▸ **AVAILABLE DATA**

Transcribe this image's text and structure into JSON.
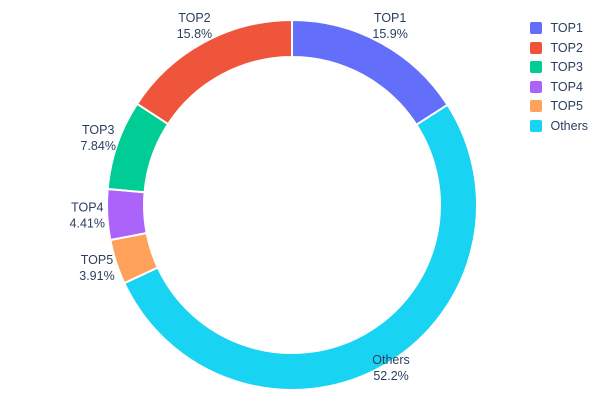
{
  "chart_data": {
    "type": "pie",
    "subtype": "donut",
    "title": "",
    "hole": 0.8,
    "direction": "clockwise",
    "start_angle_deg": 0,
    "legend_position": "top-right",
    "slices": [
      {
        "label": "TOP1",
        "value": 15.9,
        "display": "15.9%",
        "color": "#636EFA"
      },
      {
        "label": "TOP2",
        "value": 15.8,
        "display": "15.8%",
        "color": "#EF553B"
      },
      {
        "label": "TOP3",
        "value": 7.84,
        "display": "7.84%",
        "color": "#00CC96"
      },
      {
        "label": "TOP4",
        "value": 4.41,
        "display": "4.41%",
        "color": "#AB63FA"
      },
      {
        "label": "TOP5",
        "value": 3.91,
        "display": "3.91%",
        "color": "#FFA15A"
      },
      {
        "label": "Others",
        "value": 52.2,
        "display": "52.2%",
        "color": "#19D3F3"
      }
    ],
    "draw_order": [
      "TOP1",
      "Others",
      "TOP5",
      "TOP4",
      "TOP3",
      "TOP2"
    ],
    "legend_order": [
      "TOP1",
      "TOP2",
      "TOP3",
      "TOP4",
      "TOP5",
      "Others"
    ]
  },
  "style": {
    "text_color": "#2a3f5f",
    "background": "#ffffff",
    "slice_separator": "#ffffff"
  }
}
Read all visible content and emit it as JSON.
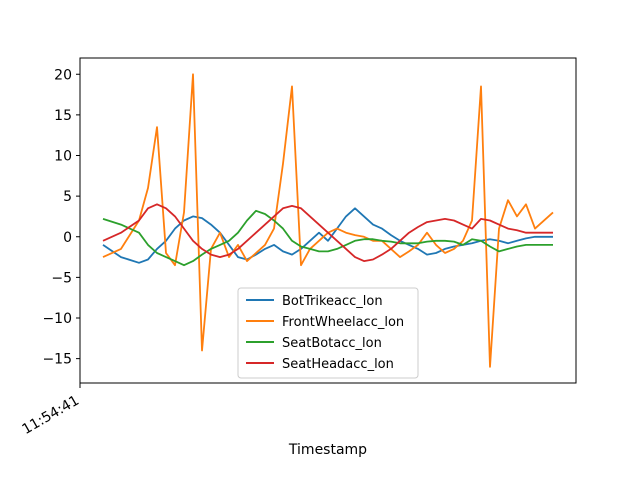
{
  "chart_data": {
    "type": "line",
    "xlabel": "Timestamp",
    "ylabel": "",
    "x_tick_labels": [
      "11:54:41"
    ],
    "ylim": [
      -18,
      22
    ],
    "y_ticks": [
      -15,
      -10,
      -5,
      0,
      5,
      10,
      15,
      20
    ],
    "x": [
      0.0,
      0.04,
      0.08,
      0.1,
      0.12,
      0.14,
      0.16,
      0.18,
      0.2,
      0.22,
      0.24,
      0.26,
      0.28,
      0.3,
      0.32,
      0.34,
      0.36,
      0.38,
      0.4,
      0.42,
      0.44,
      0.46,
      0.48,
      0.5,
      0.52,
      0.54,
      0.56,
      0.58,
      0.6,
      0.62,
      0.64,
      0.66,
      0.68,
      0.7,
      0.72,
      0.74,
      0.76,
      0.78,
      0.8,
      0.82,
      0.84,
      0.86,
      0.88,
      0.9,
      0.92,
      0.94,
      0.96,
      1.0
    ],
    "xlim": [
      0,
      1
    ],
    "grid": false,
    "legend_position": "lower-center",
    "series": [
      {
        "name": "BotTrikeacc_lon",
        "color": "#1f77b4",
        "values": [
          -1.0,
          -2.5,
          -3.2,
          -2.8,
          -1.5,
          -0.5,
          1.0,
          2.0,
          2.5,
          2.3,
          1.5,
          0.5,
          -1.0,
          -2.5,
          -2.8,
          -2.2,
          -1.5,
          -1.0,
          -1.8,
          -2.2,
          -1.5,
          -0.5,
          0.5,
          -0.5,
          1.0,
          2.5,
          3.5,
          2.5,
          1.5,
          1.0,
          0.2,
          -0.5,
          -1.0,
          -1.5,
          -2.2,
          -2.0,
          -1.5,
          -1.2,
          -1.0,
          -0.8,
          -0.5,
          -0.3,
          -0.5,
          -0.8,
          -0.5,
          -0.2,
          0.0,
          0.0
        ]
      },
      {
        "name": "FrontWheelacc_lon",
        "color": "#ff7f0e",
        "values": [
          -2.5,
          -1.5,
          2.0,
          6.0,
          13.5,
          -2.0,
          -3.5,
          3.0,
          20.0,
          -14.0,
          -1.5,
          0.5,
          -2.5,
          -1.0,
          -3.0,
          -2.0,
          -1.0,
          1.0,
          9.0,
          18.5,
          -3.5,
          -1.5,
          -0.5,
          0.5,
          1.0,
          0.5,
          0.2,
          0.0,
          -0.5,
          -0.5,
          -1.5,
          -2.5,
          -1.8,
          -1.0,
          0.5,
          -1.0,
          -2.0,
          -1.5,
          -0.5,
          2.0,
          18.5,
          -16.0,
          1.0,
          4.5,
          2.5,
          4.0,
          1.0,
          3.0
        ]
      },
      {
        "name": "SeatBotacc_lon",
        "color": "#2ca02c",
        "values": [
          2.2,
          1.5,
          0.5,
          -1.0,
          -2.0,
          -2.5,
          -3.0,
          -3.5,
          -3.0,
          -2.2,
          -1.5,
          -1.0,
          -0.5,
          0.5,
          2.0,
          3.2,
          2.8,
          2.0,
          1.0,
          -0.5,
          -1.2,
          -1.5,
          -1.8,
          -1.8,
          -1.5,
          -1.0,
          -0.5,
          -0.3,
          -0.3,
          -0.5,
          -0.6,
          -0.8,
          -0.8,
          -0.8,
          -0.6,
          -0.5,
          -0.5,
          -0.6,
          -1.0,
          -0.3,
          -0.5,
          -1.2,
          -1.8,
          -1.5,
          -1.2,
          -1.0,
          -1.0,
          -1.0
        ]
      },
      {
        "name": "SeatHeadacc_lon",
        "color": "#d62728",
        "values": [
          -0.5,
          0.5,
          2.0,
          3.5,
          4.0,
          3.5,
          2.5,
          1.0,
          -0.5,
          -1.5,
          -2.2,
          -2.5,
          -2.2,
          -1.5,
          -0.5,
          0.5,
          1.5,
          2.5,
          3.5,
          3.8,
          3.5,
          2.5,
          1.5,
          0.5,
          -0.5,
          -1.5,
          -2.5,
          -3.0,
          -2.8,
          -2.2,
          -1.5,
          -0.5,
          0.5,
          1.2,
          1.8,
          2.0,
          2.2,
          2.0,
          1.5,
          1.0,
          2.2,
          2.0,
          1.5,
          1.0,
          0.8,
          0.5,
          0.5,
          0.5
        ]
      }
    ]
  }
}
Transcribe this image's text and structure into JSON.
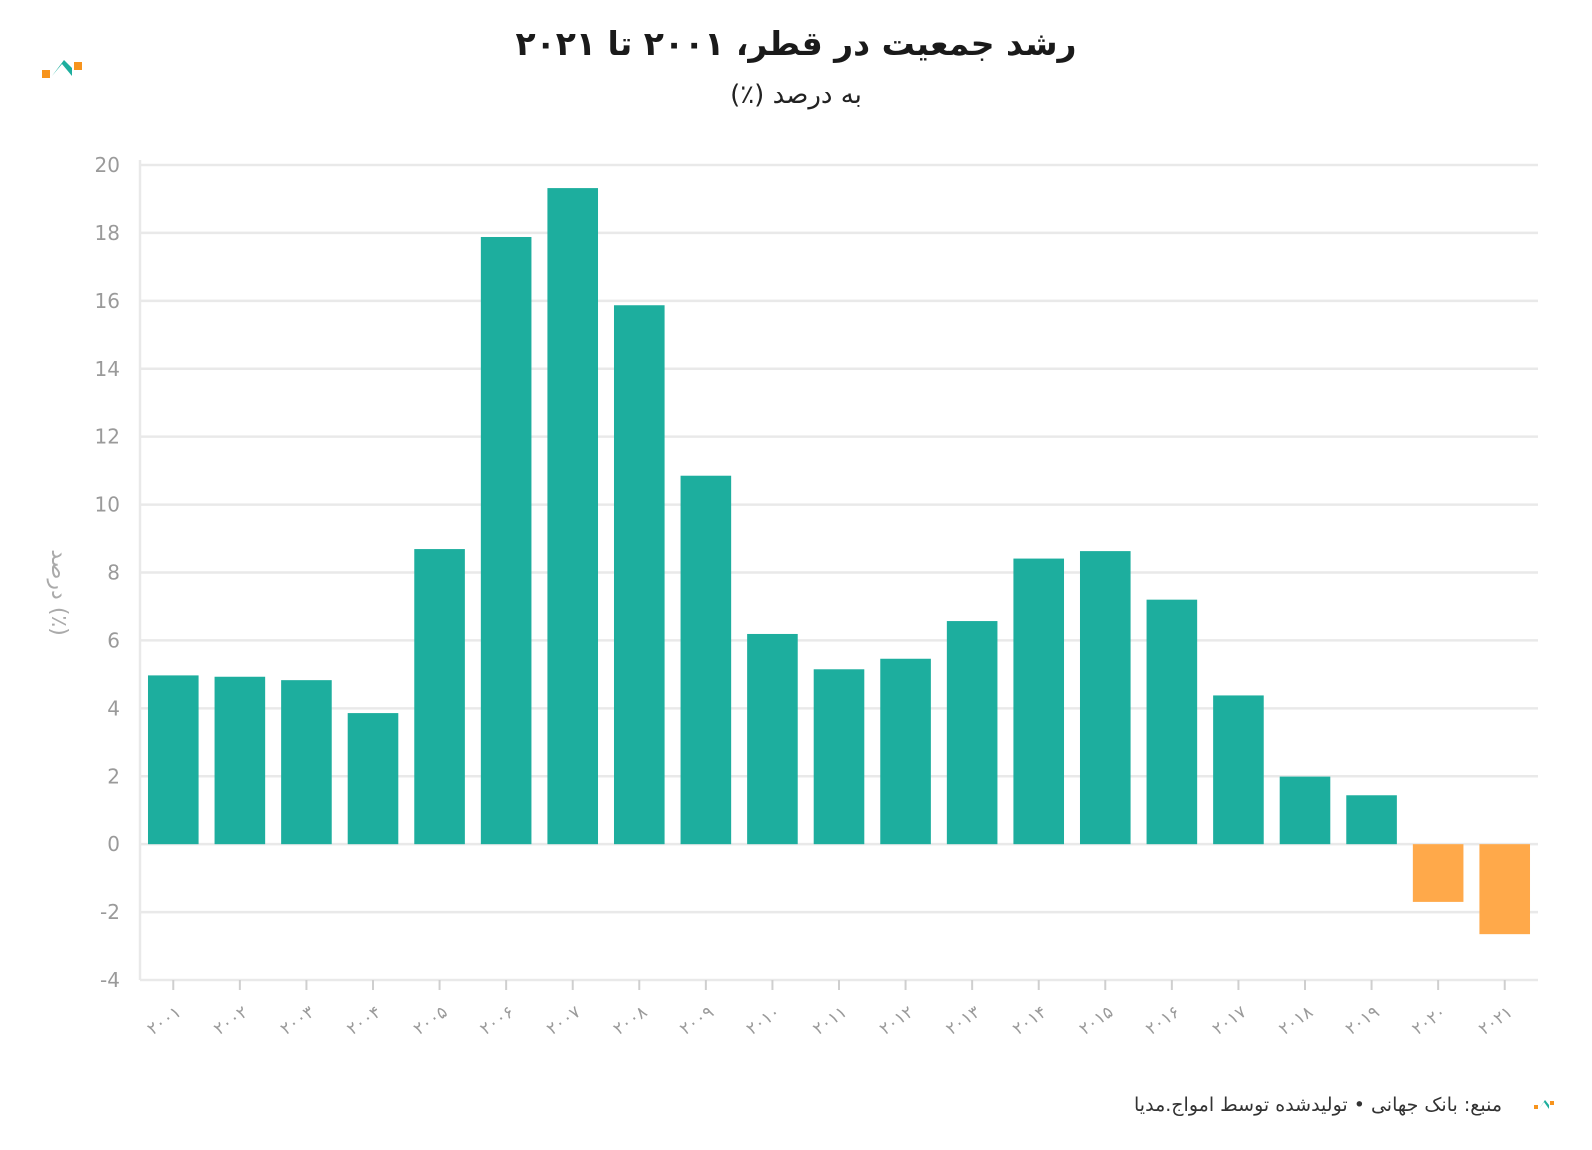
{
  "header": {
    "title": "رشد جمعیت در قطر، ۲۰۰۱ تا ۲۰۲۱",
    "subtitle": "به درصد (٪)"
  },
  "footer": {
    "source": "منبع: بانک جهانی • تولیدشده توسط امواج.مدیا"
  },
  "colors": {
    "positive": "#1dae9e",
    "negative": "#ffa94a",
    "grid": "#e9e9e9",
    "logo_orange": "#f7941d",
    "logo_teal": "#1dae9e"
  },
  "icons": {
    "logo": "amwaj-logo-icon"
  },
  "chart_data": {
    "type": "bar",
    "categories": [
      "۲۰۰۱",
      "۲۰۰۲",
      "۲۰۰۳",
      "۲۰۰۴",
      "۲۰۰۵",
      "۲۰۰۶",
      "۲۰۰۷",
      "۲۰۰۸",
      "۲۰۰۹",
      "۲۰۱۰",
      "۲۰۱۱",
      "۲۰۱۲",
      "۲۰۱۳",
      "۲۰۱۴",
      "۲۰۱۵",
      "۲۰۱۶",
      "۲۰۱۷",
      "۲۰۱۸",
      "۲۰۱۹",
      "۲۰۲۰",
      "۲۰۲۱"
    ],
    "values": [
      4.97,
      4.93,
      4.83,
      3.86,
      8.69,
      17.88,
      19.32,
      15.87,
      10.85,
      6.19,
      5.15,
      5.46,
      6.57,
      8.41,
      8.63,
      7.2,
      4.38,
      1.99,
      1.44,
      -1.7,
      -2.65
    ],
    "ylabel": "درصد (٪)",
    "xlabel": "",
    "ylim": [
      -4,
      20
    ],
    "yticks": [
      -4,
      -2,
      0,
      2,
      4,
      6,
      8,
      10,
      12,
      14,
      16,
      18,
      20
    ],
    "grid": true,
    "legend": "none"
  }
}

▸ **STATED EXERCISE**
Copy whichever lines in the listing above contain the word "display".

▸ **THE COMPLETED TASK**
        "display": "15.9%",
        "display": "15.8%",
        "display": "7.84%",
        "display": "4.41%",
        "display": "3.91%",
        "display": "52.2%",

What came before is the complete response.